EXERCISE: Transcribe every entry word for word, but skip the images.

Dataset items:
┏━━

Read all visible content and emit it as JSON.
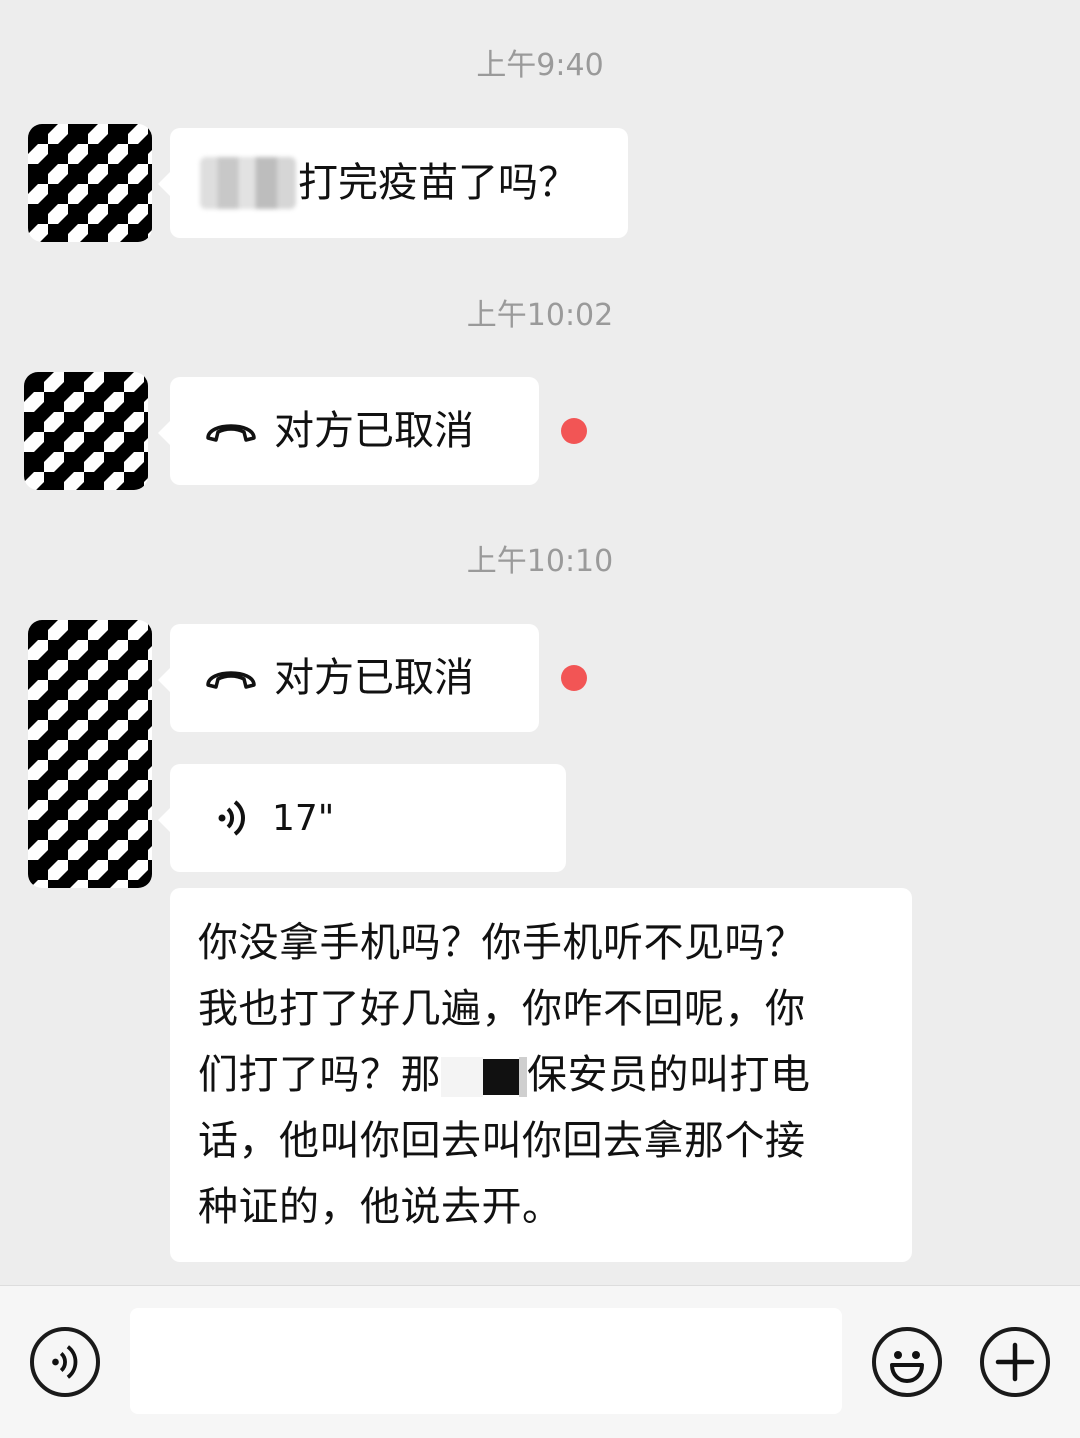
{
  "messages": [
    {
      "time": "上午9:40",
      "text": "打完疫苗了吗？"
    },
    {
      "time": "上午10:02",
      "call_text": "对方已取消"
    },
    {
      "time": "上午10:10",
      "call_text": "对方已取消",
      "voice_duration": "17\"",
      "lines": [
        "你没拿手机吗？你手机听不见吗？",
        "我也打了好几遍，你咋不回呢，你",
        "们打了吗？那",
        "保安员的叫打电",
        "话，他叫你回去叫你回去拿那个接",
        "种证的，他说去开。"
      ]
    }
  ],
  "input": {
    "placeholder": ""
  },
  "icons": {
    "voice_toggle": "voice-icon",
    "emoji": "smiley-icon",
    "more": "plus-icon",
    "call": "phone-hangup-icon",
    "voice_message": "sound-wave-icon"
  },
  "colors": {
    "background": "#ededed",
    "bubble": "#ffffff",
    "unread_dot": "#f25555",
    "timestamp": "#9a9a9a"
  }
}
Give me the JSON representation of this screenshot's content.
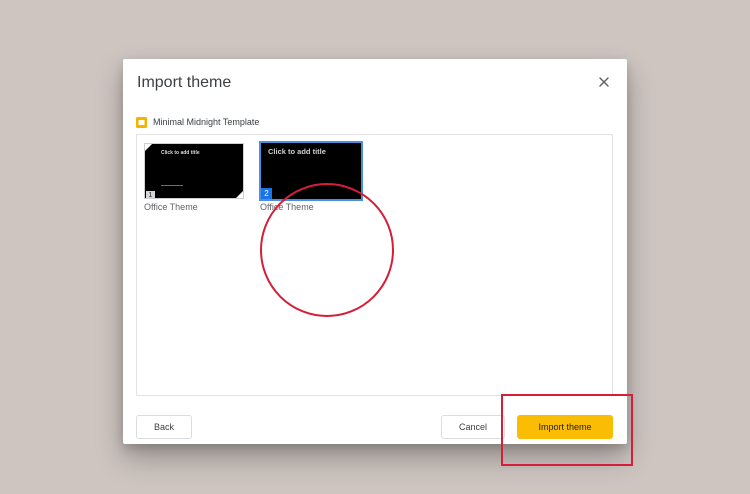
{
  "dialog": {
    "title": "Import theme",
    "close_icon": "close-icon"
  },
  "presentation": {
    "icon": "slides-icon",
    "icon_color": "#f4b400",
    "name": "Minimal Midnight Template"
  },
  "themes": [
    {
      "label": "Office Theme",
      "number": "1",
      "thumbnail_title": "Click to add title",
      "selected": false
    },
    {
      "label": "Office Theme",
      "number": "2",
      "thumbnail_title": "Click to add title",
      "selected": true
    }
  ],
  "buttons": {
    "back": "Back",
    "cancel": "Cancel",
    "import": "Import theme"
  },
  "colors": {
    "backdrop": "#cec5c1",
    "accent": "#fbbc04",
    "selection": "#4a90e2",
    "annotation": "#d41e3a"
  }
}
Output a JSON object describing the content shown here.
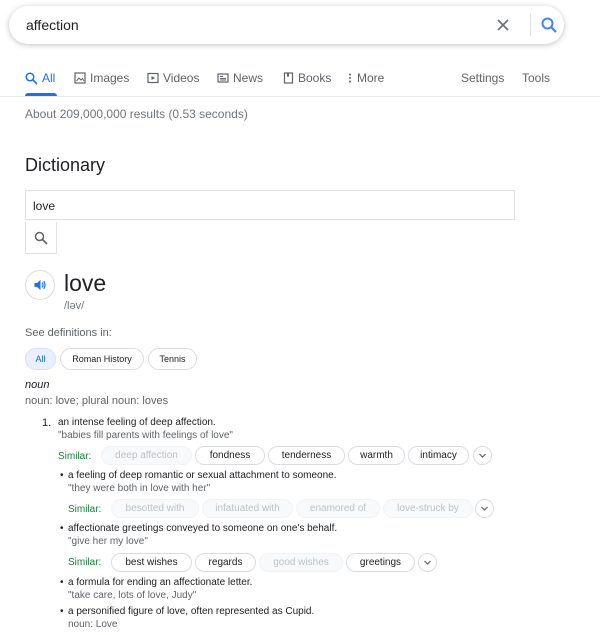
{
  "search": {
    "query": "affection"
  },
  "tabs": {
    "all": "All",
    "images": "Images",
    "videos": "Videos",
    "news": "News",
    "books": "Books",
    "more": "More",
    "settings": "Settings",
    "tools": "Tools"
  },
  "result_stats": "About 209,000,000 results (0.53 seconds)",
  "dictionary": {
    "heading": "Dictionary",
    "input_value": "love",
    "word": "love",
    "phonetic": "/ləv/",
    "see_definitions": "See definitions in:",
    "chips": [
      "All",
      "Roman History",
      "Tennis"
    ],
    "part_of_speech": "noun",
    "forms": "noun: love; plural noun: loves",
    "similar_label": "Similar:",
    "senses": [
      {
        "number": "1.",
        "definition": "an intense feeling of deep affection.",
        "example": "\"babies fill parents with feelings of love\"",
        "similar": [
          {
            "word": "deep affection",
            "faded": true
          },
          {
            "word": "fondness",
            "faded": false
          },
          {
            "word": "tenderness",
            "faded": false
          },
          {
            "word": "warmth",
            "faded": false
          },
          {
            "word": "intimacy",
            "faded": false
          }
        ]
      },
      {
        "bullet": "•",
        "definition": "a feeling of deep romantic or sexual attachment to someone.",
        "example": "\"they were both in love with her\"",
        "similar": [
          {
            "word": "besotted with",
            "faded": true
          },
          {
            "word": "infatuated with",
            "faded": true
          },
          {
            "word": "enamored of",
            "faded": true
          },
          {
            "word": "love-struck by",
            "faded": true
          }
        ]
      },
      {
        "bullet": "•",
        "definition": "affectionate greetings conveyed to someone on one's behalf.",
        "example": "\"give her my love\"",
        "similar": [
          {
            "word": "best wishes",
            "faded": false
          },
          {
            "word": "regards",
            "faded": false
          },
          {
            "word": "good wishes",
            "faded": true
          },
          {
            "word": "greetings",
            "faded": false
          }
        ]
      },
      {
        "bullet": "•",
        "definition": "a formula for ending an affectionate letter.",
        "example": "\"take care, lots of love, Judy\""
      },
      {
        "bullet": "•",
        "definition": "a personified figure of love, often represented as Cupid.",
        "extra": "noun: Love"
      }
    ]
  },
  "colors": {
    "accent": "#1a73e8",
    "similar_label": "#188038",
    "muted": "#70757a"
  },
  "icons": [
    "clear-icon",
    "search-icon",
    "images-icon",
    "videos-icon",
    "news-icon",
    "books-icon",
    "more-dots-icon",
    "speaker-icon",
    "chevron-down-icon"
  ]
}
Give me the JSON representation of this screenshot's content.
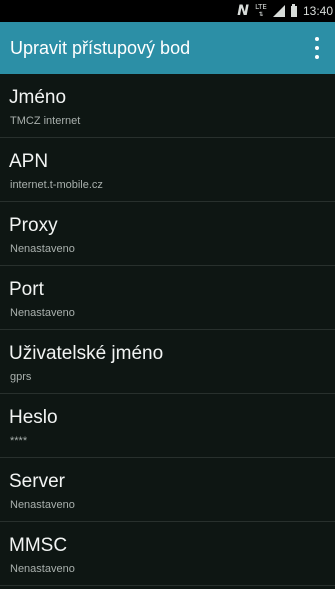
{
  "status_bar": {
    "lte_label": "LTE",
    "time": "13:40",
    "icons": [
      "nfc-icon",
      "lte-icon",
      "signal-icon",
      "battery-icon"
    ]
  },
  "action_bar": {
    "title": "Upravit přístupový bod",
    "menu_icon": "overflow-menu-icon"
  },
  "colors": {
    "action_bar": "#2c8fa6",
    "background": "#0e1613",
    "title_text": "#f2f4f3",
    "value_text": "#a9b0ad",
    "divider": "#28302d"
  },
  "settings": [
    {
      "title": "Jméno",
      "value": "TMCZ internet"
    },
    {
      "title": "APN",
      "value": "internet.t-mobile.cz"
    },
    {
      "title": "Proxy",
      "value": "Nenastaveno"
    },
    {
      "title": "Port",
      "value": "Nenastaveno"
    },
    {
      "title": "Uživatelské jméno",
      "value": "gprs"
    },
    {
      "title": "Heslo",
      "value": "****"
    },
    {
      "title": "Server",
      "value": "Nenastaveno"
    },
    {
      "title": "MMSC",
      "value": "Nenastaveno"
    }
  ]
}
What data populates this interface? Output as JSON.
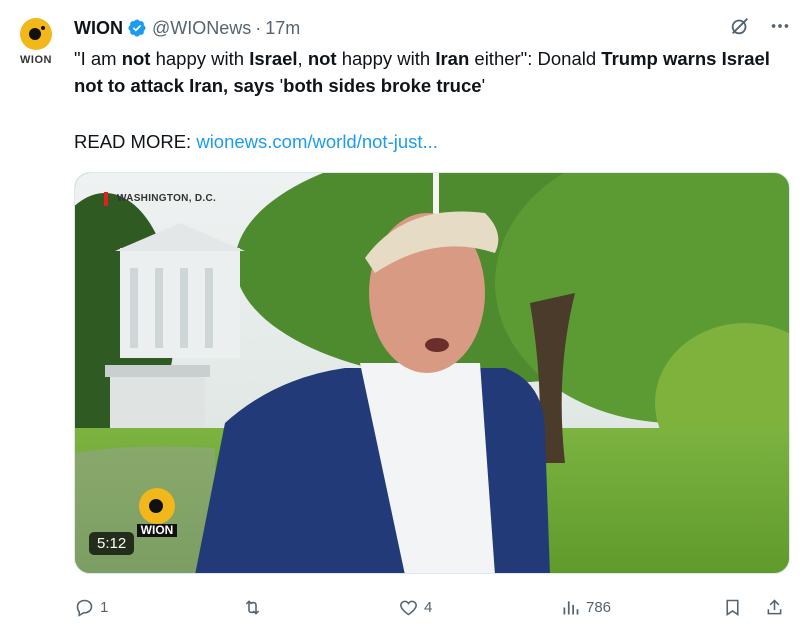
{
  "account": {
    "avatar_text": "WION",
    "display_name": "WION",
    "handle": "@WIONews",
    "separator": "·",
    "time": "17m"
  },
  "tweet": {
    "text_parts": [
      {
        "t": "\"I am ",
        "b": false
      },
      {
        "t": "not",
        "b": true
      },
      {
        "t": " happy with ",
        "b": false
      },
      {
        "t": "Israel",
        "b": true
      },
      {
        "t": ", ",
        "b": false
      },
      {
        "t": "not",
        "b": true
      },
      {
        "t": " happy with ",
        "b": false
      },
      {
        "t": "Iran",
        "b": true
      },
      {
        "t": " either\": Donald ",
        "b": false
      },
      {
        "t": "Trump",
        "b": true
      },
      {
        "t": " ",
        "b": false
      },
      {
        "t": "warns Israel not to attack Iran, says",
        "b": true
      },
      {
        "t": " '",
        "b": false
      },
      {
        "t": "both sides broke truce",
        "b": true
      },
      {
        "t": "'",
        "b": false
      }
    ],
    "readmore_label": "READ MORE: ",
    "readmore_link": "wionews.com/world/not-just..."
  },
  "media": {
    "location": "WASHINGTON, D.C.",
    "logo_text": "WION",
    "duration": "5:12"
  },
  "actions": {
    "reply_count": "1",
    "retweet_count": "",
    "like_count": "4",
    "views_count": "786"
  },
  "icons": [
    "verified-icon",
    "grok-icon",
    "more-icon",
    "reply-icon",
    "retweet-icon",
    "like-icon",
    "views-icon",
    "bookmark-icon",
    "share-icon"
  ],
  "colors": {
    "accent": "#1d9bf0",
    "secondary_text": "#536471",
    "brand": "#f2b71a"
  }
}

┗━━

TASK RESPONSE:
Read all visible content and emit it as JSON.
{
  "messages": [
    {
      "time": "上午9:40",
      "text": "打完疫苗了吗？"
    },
    {
      "time": "上午10:02",
      "call_text": "对方已取消"
    },
    {
      "time": "上午10:10",
      "call_text": "对方已取消",
      "voice_duration": "17\"",
      "lines": [
        "你没拿手机吗？你手机听不见吗？",
        "我也打了好几遍，你咋不回呢，你",
        "们打了吗？那",
        "保安员的叫打电",
        "话，他叫你回去叫你回去拿那个接",
        "种证的，他说去开。"
      ]
    }
  ],
  "input": {
    "placeholder": ""
  },
  "icons": {
    "voice_toggle": "voice-icon",
    "emoji": "smiley-icon",
    "more": "plus-icon",
    "call": "phone-hangup-icon",
    "voice_message": "sound-wave-icon"
  },
  "colors": {
    "background": "#ededed",
    "bubble": "#ffffff",
    "unread_dot": "#f25555",
    "timestamp": "#9a9a9a"
  }
}
Give me the JSON representation of this screenshot's content.
{
  "dialog": {
    "title": "Import theme",
    "close_icon": "close-icon"
  },
  "presentation": {
    "icon": "slides-icon",
    "icon_color": "#f4b400",
    "name": "Minimal Midnight Template"
  },
  "themes": [
    {
      "label": "Office Theme",
      "number": "1",
      "thumbnail_title": "Click to add title",
      "selected": false
    },
    {
      "label": "Office Theme",
      "number": "2",
      "thumbnail_title": "Click to add title",
      "selected": true
    }
  ],
  "buttons": {
    "back": "Back",
    "cancel": "Cancel",
    "import": "Import theme"
  },
  "colors": {
    "backdrop": "#cec5c1",
    "accent": "#fbbc04",
    "selection": "#4a90e2",
    "annotation": "#d41e3a"
  }
}
Output a JSON object describing the content shown here.
{
  "search": {
    "query": "affection"
  },
  "tabs": {
    "all": "All",
    "images": "Images",
    "videos": "Videos",
    "news": "News",
    "books": "Books",
    "more": "More",
    "settings": "Settings",
    "tools": "Tools"
  },
  "result_stats": "About 209,000,000 results (0.53 seconds)",
  "dictionary": {
    "heading": "Dictionary",
    "input_value": "love",
    "word": "love",
    "phonetic": "/ləv/",
    "see_definitions": "See definitions in:",
    "chips": [
      "All",
      "Roman History",
      "Tennis"
    ],
    "part_of_speech": "noun",
    "forms": "noun: love; plural noun: loves",
    "similar_label": "Similar:",
    "senses": [
      {
        "number": "1.",
        "definition": "an intense feeling of deep affection.",
        "example": "\"babies fill parents with feelings of love\"",
        "similar": [
          {
            "word": "deep affection",
            "faded": true
          },
          {
            "word": "fondness",
            "faded": false
          },
          {
            "word": "tenderness",
            "faded": false
          },
          {
            "word": "warmth",
            "faded": false
          },
          {
            "word": "intimacy",
            "faded": false
          }
        ]
      },
      {
        "bullet": "•",
        "definition": "a feeling of deep romantic or sexual attachment to someone.",
        "example": "\"they were both in love with her\"",
        "similar": [
          {
            "word": "besotted with",
            "faded": true
          },
          {
            "word": "infatuated with",
            "faded": true
          },
          {
            "word": "enamored of",
            "faded": true
          },
          {
            "word": "love-struck by",
            "faded": true
          }
        ]
      },
      {
        "bullet": "•",
        "definition": "affectionate greetings conveyed to someone on one's behalf.",
        "example": "\"give her my love\"",
        "similar": [
          {
            "word": "best wishes",
            "faded": false
          },
          {
            "word": "regards",
            "faded": false
          },
          {
            "word": "good wishes",
            "faded": true
          },
          {
            "word": "greetings",
            "faded": false
          }
        ]
      },
      {
        "bullet": "•",
        "definition": "a formula for ending an affectionate letter.",
        "example": "\"take care, lots of love, Judy\""
      },
      {
        "bullet": "•",
        "definition": "a personified figure of love, often represented as Cupid.",
        "extra": "noun: Love"
      }
    ]
  },
  "colors": {
    "accent": "#1a73e8",
    "similar_label": "#188038",
    "muted": "#70757a"
  },
  "icons": [
    "clear-icon",
    "search-icon",
    "images-icon",
    "videos-icon",
    "news-icon",
    "books-icon",
    "more-dots-icon",
    "speaker-icon",
    "chevron-down-icon"
  ]
}
Give me the JSON representation of this screenshot's content.
{
  "status_bar": {
    "lte_label": "LTE",
    "time": "13:40",
    "icons": [
      "nfc-icon",
      "lte-icon",
      "signal-icon",
      "battery-icon"
    ]
  },
  "action_bar": {
    "title": "Upravit přístupový bod",
    "menu_icon": "overflow-menu-icon"
  },
  "colors": {
    "action_bar": "#2c8fa6",
    "background": "#0e1613",
    "title_text": "#f2f4f3",
    "value_text": "#a9b0ad",
    "divider": "#28302d"
  },
  "settings": [
    {
      "title": "Jméno",
      "value": "TMCZ internet"
    },
    {
      "title": "APN",
      "value": "internet.t-mobile.cz"
    },
    {
      "title": "Proxy",
      "value": "Nenastaveno"
    },
    {
      "title": "Port",
      "value": "Nenastaveno"
    },
    {
      "title": "Uživatelské jméno",
      "value": "gprs"
    },
    {
      "title": "Heslo",
      "value": "****"
    },
    {
      "title": "Server",
      "value": "Nenastaveno"
    },
    {
      "title": "MMSC",
      "value": "Nenastaveno"
    }
  ]
}
What data populates this interface? Output as JSON.
{
  "account": {
    "avatar_text": "WION",
    "display_name": "WION",
    "handle": "@WIONews",
    "separator": "·",
    "time": "17m"
  },
  "tweet": {
    "text_parts": [
      {
        "t": "\"I am ",
        "b": false
      },
      {
        "t": "not",
        "b": true
      },
      {
        "t": " happy with ",
        "b": false
      },
      {
        "t": "Israel",
        "b": true
      },
      {
        "t": ", ",
        "b": false
      },
      {
        "t": "not",
        "b": true
      },
      {
        "t": " happy with ",
        "b": false
      },
      {
        "t": "Iran",
        "b": true
      },
      {
        "t": " either\": Donald ",
        "b": false
      },
      {
        "t": "Trump",
        "b": true
      },
      {
        "t": " ",
        "b": false
      },
      {
        "t": "warns Israel not to attack Iran, says",
        "b": true
      },
      {
        "t": " '",
        "b": false
      },
      {
        "t": "both sides broke truce",
        "b": true
      },
      {
        "t": "'",
        "b": false
      }
    ],
    "readmore_label": "READ MORE: ",
    "readmore_link": "wionews.com/world/not-just..."
  },
  "media": {
    "location": "WASHINGTON, D.C.",
    "logo_text": "WION",
    "duration": "5:12"
  },
  "actions": {
    "reply_count": "1",
    "retweet_count": "",
    "like_count": "4",
    "views_count": "786"
  },
  "icons": [
    "verified-icon",
    "grok-icon",
    "more-icon",
    "reply-icon",
    "retweet-icon",
    "like-icon",
    "views-icon",
    "bookmark-icon",
    "share-icon"
  ],
  "colors": {
    "accent": "#1d9bf0",
    "secondary_text": "#536471",
    "brand": "#f2b71a"
  }
}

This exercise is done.